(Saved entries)
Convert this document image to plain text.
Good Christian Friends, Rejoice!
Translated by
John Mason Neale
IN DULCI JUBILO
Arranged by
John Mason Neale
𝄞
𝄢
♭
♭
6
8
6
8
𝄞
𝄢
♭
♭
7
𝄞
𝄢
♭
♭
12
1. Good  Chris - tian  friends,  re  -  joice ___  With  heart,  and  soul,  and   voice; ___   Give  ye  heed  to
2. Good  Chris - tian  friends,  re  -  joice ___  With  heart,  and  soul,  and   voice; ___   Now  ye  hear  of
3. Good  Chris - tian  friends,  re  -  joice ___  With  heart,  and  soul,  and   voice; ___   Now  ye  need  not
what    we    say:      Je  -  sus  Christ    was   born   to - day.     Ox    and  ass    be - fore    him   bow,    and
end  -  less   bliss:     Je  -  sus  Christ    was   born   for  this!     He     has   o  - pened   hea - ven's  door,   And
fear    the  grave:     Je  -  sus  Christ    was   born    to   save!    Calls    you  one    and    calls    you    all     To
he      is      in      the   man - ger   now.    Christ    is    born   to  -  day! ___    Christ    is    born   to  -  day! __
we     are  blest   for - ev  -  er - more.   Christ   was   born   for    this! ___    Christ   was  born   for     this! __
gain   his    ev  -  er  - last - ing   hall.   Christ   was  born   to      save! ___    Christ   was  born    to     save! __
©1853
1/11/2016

● **Exercise instructions**: Restate the data above exactly, keeping each word as it stands.

● **Expected answer**:
Convert this document image to plain text.
Good Christian Friends, Rejoice!
Translated by
John Mason Neale
IN DULCI JUBILO
Arranged by
John Mason Neale
𝄞
𝄢
♭
♭
6
8
6
8
𝄞
𝄢
♭
♭
7
𝄞
𝄢
♭
♭
12
1. Good  Chris - tian  friends,  re  -  joice ___  With  heart,  and  soul,  and   voice; ___   Give  ye  heed  to
2. Good  Chris - tian  friends,  re  -  joice ___  With  heart,  and  soul,  and   voice; ___   Now  ye  hear  of
3. Good  Chris - tian  friends,  re  -  joice ___  With  heart,  and  soul,  and   voice; ___   Now  ye  need  not
what    we    say:      Je  -  sus  Christ    was   born   to - day.     Ox    and  ass    be - fore    him   bow,    and
end  -  less   bliss:     Je  -  sus  Christ    was   born   for  this!     He     has   o  - pened   hea - ven's  door,   And
fear    the  grave:     Je  -  sus  Christ    was   born    to   save!    Calls    you  one    and    calls    you    all     To
he      is      in      the   man - ger   now.    Christ    is    born   to  -  day! ___    Christ    is    born   to  -  day! __
we     are  blest   for - ev  -  er - more.   Christ   was   born   for    this! ___    Christ   was  born   for     this! __
gain   his    ev  -  er  - last - ing   hall.   Christ   was  born   to      save! ___    Christ   was  born    to     save! __
©1853
1/11/2016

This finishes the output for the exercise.